In the listing, take the part that opens with the line containing "share-button[interactable] — [814, 740, 864, 790]" and closes with the line containing "retweet-stat[interactable]: 1 Retweet", and give only those lines again with "iPhone" swapped for "iPad" and nothing else changed.

-*-

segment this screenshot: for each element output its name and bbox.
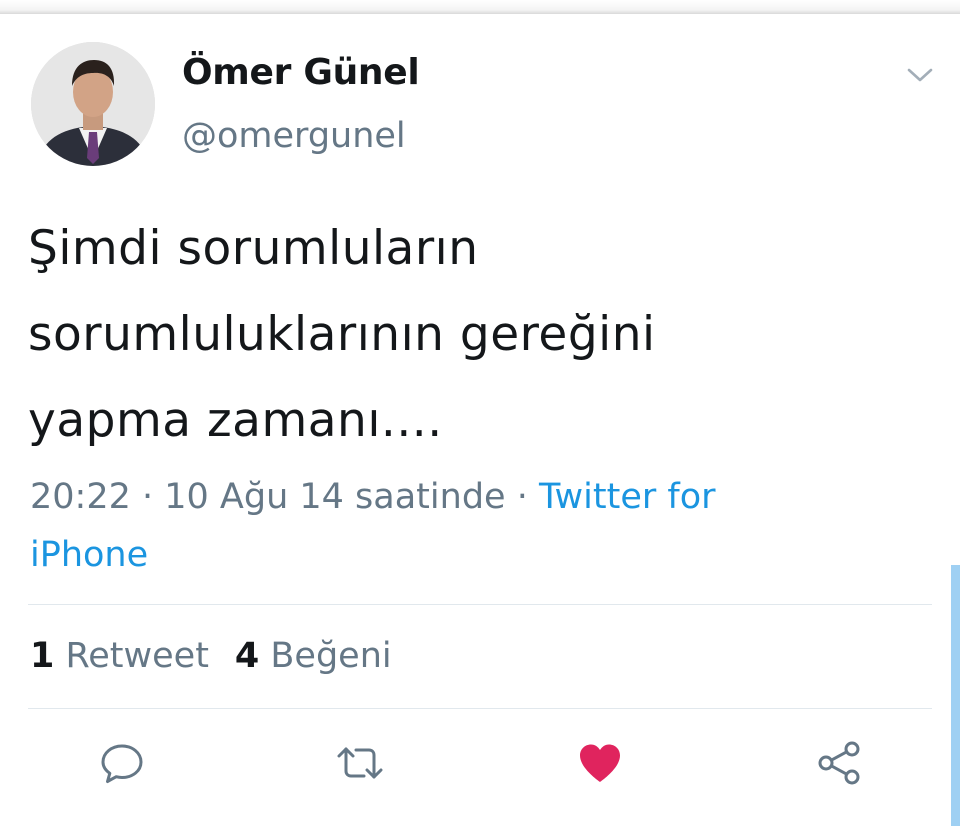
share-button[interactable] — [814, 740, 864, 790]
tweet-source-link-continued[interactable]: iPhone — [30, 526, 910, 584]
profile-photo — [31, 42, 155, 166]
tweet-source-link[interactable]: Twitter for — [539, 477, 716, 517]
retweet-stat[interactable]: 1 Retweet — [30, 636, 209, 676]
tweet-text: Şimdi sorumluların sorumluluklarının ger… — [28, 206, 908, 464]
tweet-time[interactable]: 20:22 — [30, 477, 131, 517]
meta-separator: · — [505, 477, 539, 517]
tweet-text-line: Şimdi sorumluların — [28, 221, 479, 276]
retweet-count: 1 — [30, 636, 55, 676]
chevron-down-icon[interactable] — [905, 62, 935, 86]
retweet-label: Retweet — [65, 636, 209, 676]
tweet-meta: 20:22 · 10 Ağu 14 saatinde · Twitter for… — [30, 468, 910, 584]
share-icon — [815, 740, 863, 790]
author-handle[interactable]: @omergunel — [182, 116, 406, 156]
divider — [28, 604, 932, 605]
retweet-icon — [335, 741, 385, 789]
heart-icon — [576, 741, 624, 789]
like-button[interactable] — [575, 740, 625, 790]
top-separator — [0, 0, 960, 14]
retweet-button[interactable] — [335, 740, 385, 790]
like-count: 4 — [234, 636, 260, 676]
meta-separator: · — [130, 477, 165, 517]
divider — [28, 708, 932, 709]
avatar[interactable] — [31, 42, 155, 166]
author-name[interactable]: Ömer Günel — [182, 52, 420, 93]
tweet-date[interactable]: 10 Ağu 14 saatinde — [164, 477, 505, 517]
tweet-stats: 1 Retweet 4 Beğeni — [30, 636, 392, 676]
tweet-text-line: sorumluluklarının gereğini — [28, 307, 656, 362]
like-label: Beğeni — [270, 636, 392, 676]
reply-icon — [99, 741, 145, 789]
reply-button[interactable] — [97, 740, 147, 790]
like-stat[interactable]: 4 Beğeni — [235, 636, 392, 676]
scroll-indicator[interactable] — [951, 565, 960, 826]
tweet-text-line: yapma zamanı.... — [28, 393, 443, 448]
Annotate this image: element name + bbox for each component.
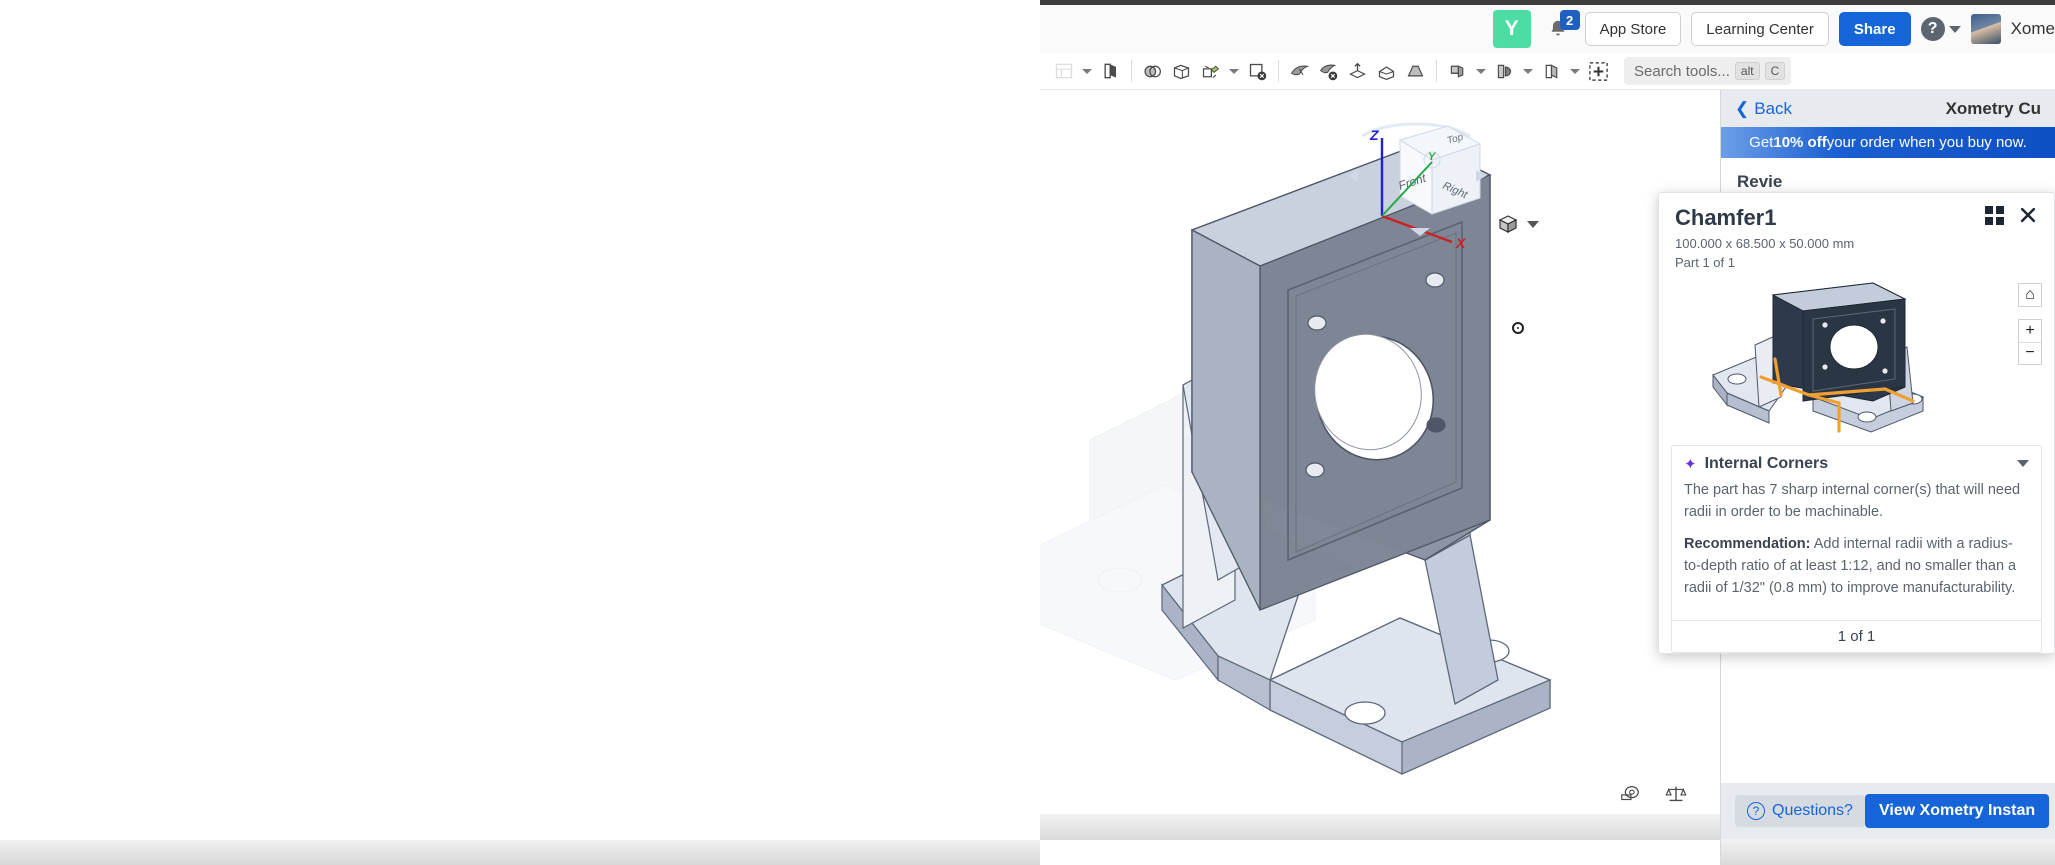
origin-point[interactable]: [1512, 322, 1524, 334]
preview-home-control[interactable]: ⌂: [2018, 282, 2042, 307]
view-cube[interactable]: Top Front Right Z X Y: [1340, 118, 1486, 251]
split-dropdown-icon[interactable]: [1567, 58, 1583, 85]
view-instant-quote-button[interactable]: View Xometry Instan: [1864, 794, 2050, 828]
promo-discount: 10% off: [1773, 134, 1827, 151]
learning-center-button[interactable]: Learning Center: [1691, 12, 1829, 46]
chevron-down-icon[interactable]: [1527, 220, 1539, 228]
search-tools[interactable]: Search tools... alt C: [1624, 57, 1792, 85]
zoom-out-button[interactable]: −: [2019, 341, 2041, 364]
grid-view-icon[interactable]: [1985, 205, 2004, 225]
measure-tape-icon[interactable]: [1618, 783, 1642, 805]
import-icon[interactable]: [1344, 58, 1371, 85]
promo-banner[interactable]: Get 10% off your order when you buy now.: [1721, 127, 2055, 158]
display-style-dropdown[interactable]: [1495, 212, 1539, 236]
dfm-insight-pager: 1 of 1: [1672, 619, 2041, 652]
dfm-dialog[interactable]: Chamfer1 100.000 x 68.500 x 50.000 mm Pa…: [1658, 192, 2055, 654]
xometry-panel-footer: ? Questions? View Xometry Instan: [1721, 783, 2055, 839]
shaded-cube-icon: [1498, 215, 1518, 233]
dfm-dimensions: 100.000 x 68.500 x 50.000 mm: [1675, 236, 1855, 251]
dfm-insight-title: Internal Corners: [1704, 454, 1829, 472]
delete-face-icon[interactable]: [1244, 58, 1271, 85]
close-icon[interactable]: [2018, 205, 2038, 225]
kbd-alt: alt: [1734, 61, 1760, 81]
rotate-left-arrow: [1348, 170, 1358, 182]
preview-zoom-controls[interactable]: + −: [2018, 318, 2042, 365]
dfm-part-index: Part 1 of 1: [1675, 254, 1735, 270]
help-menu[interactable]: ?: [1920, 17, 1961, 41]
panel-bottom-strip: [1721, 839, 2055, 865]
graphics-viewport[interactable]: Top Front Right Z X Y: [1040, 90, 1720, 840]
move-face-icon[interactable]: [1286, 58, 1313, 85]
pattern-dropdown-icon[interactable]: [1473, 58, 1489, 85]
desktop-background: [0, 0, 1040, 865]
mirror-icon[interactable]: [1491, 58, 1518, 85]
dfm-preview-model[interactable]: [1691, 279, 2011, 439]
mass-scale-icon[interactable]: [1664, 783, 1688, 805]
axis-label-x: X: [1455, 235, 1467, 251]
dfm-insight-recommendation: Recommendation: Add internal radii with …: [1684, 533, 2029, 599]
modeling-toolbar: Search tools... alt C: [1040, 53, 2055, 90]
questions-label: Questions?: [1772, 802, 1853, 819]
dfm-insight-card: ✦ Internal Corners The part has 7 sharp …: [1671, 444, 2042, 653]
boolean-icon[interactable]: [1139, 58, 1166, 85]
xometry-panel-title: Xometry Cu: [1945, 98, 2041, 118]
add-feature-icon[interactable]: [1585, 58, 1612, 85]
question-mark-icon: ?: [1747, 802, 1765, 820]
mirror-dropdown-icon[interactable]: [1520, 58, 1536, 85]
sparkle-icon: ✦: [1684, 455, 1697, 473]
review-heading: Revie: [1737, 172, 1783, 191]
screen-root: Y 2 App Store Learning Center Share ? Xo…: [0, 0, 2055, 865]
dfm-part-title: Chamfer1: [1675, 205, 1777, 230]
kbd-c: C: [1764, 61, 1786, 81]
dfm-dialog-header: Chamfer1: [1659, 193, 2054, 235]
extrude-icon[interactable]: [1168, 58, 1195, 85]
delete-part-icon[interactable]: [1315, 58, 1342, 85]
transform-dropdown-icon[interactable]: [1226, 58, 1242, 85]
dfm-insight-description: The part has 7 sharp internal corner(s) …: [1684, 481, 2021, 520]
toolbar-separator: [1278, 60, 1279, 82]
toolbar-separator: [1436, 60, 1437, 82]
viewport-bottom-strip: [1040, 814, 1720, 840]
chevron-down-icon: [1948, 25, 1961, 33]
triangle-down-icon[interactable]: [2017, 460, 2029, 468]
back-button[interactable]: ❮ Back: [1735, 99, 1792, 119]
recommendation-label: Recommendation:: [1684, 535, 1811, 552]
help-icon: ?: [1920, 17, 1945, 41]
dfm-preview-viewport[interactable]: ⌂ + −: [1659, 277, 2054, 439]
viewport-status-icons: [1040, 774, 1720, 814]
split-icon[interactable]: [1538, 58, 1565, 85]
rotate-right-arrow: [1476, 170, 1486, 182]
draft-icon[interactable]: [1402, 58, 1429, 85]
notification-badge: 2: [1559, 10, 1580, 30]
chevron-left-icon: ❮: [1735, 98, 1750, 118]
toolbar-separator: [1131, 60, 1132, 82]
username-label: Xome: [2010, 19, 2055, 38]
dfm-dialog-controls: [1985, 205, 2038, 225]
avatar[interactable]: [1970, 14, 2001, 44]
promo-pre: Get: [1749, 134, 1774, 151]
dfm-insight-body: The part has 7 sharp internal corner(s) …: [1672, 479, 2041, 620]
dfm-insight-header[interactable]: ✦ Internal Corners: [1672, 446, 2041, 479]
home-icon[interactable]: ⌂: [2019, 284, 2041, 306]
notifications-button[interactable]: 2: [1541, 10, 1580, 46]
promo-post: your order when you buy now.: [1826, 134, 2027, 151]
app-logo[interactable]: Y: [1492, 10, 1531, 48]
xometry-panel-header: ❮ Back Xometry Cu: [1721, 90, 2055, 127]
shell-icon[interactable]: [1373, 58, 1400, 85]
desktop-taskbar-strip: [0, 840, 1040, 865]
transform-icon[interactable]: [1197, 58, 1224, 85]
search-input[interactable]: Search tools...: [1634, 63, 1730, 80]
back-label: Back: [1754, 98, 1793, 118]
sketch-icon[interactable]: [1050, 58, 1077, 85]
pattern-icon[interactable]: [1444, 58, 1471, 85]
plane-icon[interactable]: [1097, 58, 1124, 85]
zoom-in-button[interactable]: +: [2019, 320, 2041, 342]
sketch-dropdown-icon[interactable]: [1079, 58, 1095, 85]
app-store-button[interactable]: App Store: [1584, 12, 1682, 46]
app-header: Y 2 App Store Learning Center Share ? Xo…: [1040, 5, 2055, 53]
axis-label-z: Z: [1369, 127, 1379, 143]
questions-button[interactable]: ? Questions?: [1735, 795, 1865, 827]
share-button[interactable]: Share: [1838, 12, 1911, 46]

-*-

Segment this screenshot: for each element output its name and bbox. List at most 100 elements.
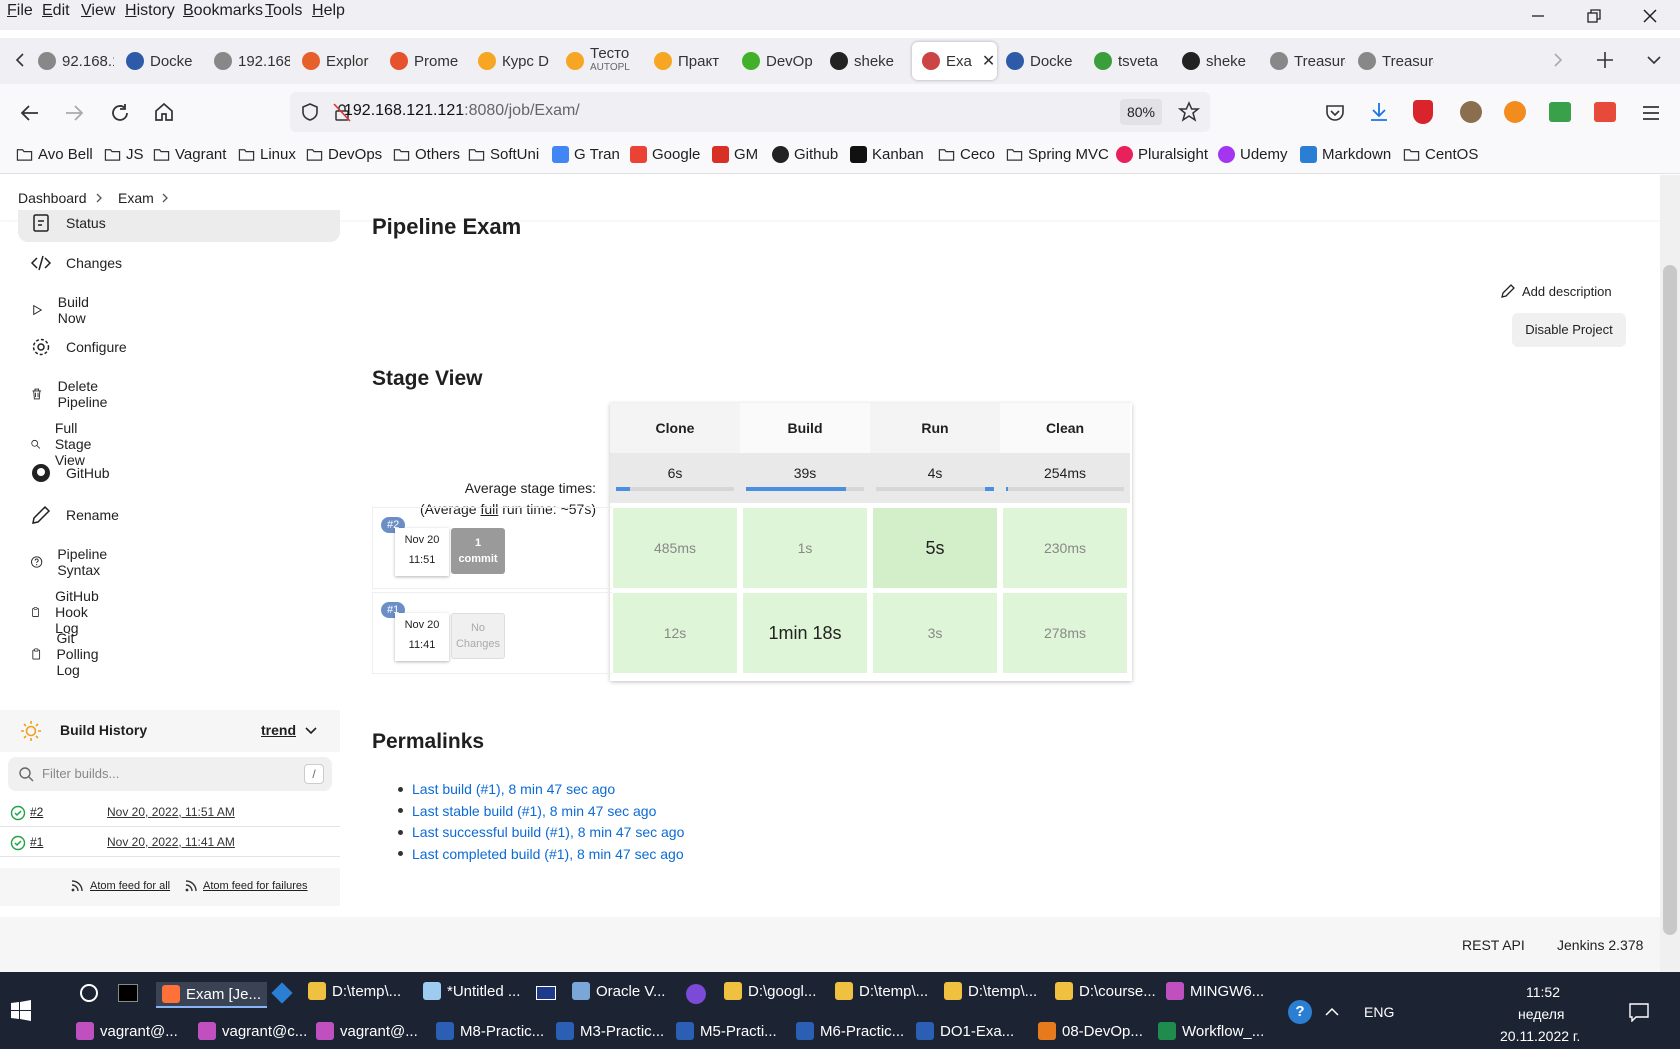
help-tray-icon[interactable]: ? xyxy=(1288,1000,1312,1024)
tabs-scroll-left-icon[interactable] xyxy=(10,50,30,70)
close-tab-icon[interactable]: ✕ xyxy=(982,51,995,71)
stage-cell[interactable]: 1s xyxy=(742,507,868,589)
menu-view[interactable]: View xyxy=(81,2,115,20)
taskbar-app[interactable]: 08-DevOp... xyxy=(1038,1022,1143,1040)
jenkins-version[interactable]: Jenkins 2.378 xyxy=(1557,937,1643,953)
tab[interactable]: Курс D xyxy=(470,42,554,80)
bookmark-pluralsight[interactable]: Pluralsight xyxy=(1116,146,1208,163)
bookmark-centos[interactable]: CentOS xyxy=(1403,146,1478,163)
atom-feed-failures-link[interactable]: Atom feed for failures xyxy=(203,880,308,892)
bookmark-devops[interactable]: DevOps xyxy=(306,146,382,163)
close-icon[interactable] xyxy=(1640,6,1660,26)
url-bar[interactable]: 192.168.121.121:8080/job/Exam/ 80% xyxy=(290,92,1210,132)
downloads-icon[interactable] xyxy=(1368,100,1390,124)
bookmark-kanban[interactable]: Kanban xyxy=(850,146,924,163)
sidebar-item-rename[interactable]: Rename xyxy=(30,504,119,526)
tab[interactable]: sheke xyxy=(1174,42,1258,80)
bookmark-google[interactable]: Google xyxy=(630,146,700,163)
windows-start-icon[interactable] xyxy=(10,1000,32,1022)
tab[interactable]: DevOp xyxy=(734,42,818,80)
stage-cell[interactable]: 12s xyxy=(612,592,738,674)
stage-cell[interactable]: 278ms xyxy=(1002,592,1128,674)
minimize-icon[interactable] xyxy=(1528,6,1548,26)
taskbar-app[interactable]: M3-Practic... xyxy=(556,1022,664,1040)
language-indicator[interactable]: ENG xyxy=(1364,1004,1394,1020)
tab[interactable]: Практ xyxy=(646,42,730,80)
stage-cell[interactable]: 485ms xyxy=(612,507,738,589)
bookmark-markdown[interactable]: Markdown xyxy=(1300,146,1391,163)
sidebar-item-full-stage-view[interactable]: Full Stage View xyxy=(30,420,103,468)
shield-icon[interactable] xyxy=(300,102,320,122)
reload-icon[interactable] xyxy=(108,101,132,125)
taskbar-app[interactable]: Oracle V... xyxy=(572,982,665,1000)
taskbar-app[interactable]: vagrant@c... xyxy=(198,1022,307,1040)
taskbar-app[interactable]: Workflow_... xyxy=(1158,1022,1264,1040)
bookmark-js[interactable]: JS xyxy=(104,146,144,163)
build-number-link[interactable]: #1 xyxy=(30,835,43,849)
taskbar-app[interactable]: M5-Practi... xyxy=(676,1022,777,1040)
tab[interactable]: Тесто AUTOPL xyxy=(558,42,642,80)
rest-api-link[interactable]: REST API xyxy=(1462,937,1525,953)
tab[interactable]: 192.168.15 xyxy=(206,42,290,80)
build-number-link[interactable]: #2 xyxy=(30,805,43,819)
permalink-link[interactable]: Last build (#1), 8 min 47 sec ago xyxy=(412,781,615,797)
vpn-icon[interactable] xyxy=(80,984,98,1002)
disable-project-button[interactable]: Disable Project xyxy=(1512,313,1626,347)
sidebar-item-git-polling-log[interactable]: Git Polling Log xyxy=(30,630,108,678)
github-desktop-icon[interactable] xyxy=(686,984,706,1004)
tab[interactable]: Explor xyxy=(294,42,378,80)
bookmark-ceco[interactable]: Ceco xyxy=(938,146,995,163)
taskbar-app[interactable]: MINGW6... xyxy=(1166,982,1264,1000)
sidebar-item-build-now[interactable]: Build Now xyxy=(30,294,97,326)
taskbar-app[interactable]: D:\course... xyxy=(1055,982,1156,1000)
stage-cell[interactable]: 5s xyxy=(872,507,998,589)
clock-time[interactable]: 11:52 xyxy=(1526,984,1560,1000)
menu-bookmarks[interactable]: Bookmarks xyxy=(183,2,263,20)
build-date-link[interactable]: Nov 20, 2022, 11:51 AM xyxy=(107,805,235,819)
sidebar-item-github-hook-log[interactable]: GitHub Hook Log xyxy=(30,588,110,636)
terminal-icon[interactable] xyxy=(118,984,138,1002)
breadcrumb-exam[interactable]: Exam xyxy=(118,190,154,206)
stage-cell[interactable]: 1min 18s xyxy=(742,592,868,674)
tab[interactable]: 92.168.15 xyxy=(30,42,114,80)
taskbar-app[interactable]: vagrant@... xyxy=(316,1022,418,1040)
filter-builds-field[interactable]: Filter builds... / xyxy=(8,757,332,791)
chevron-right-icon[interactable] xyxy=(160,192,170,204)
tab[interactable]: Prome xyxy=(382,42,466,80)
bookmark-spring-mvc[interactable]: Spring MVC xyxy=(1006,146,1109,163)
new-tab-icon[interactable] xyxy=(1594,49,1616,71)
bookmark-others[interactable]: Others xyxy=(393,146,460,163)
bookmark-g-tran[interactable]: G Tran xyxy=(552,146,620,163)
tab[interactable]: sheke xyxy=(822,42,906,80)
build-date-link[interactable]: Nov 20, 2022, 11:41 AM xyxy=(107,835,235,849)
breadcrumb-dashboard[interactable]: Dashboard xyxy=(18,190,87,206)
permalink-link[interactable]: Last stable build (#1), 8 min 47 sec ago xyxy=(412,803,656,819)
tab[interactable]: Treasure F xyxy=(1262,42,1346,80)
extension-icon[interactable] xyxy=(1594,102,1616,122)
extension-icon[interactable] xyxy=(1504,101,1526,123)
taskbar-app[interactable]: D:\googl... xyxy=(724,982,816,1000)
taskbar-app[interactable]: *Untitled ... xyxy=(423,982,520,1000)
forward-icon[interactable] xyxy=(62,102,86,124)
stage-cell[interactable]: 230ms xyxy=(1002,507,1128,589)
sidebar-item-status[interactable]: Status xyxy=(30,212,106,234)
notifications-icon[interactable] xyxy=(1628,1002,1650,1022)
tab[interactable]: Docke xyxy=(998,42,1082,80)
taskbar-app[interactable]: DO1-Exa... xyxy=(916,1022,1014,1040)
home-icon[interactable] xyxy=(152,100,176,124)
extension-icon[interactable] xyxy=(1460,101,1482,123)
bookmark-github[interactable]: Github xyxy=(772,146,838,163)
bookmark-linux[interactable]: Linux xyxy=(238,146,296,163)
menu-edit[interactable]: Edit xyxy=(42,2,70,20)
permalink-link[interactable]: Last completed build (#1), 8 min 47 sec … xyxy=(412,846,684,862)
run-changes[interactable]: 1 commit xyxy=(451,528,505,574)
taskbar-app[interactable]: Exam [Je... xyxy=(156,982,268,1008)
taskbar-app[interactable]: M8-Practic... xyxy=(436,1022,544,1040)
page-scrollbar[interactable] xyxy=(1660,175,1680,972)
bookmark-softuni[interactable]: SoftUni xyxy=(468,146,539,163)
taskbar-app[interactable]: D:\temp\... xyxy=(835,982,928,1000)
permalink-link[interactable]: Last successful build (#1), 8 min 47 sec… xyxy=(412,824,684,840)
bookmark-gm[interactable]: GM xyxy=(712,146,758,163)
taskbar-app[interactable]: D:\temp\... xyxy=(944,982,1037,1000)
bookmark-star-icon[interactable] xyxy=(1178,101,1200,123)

-*-

▶ [TASK RESULT]:
share-button[interactable] — [814, 740, 864, 790]
tweet-source-link-continued[interactable]: iPad — [30, 526, 910, 584]
profile-photo — [31, 42, 155, 166]
tweet-source-link[interactable]: Twitter for — [539, 477, 716, 517]
retweet-stat[interactable]: 1 Retweet — [30, 636, 209, 676]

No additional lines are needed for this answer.